[Data records]
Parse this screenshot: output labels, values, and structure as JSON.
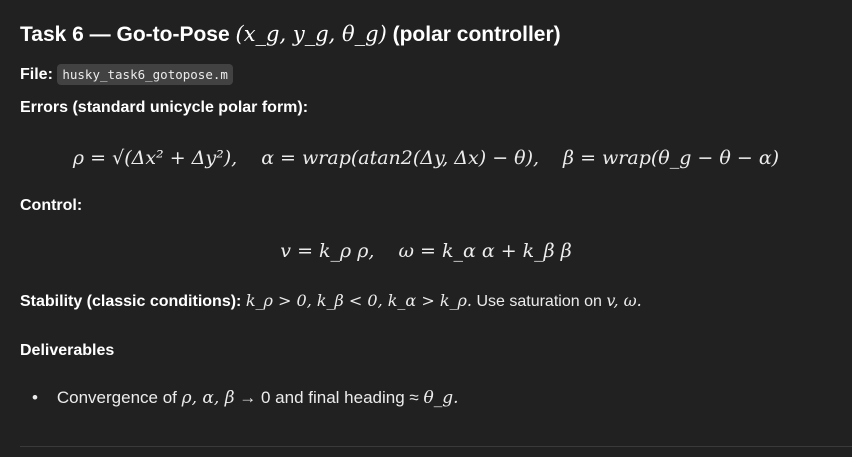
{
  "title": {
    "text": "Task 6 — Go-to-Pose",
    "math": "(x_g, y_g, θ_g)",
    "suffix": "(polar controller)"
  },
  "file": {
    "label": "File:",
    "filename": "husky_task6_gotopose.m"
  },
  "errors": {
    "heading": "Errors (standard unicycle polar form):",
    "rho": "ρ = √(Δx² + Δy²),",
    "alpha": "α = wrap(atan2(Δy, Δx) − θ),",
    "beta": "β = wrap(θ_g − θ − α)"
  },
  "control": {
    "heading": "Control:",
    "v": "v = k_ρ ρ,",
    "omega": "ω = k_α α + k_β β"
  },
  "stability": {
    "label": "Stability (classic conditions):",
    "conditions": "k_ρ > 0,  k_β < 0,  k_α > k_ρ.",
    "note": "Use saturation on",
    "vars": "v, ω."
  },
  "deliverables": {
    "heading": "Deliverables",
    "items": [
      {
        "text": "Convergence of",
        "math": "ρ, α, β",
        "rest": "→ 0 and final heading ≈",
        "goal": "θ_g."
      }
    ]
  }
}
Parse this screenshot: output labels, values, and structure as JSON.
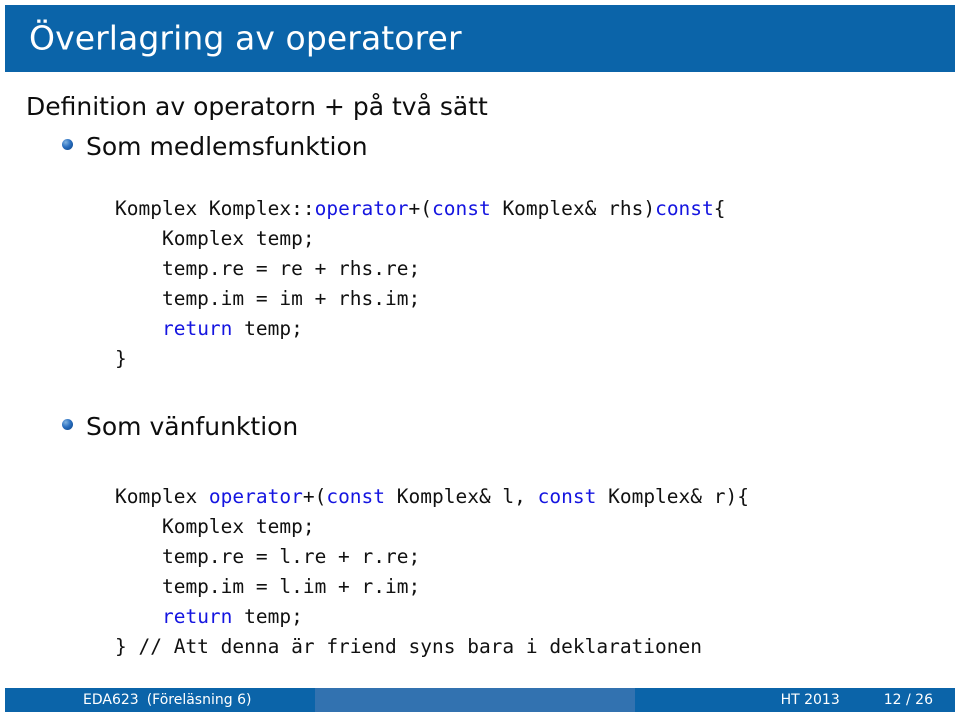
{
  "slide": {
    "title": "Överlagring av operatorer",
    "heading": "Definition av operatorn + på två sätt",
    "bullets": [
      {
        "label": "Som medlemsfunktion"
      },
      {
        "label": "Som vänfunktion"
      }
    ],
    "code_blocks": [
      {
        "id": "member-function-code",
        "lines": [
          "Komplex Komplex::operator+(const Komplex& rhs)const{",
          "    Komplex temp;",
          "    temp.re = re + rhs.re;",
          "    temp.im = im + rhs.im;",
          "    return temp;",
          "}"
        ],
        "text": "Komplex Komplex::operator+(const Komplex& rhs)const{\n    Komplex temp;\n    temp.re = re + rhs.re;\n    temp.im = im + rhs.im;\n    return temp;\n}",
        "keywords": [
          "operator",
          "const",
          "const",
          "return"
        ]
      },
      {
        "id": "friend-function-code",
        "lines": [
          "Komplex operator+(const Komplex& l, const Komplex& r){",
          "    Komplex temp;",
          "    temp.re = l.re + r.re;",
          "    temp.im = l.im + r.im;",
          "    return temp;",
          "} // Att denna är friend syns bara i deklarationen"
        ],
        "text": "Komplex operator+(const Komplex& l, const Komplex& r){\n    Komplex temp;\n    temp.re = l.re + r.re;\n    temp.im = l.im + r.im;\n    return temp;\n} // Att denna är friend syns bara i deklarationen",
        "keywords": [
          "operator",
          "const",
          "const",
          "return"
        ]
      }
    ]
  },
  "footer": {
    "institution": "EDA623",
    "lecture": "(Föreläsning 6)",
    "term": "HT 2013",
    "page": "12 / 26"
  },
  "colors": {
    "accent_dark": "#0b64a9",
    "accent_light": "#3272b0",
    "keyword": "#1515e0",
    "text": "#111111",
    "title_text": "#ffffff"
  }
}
==
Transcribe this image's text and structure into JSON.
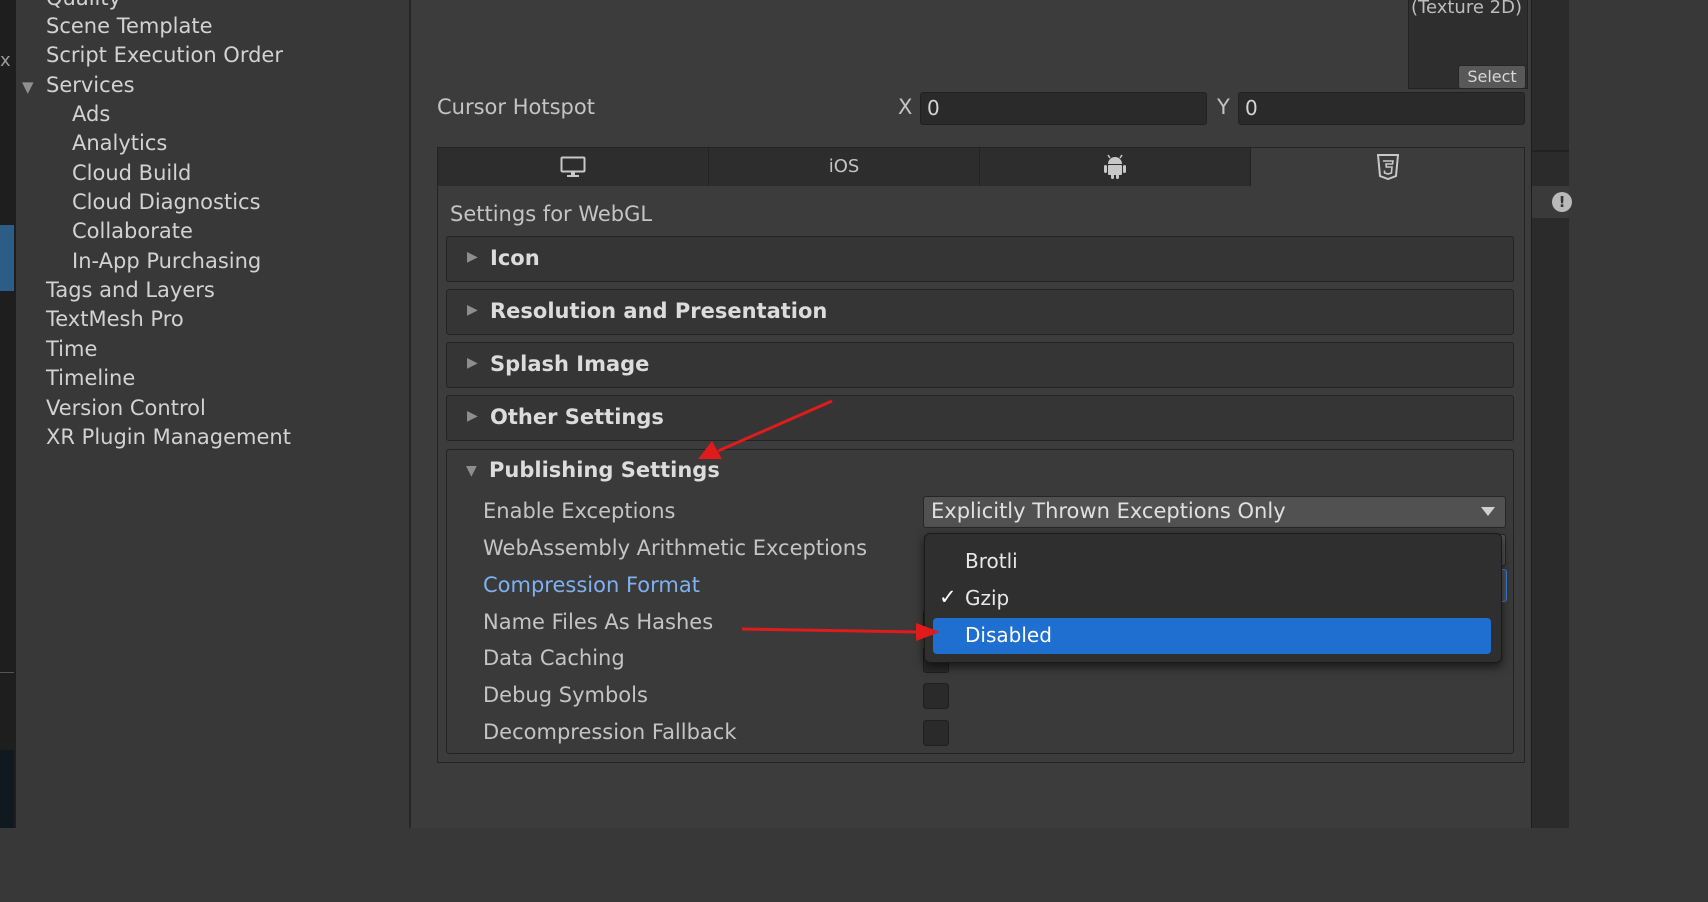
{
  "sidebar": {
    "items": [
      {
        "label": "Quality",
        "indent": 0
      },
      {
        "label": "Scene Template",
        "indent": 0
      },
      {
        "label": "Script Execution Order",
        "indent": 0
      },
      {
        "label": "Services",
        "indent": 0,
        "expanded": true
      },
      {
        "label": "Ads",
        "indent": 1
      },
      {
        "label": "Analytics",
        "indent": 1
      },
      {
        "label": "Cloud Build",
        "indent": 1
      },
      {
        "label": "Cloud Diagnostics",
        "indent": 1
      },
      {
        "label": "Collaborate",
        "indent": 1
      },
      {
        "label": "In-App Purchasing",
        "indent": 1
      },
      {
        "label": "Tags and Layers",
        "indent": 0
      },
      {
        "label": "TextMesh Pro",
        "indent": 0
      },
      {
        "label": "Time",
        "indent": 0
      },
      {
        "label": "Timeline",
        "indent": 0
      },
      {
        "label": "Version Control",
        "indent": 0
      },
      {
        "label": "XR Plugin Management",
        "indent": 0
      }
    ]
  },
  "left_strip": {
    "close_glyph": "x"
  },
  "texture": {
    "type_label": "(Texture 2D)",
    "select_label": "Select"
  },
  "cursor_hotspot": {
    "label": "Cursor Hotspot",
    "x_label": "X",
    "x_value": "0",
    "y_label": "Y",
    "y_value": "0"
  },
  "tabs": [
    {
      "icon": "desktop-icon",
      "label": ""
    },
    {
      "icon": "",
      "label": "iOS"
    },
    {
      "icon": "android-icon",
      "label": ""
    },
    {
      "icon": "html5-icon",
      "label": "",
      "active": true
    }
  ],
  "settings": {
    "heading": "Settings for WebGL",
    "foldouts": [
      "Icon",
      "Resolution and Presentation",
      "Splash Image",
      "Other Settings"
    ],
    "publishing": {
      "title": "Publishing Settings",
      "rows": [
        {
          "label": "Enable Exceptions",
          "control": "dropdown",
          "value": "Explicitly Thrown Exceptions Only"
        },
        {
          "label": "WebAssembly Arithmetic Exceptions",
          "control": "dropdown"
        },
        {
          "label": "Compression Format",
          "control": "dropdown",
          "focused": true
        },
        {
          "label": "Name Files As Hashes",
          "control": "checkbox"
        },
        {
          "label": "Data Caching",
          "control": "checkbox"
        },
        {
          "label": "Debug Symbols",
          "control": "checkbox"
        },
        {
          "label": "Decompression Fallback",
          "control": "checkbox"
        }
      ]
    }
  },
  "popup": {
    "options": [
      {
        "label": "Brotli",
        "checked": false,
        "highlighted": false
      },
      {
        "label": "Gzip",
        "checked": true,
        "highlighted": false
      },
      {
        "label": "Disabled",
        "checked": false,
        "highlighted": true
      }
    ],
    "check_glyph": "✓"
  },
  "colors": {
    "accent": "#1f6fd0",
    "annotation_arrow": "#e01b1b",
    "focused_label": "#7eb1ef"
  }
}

Task brief —
From the data above, work out how many lines hold "Cloud". Answer with the number alone.

Reply to the exercise —
2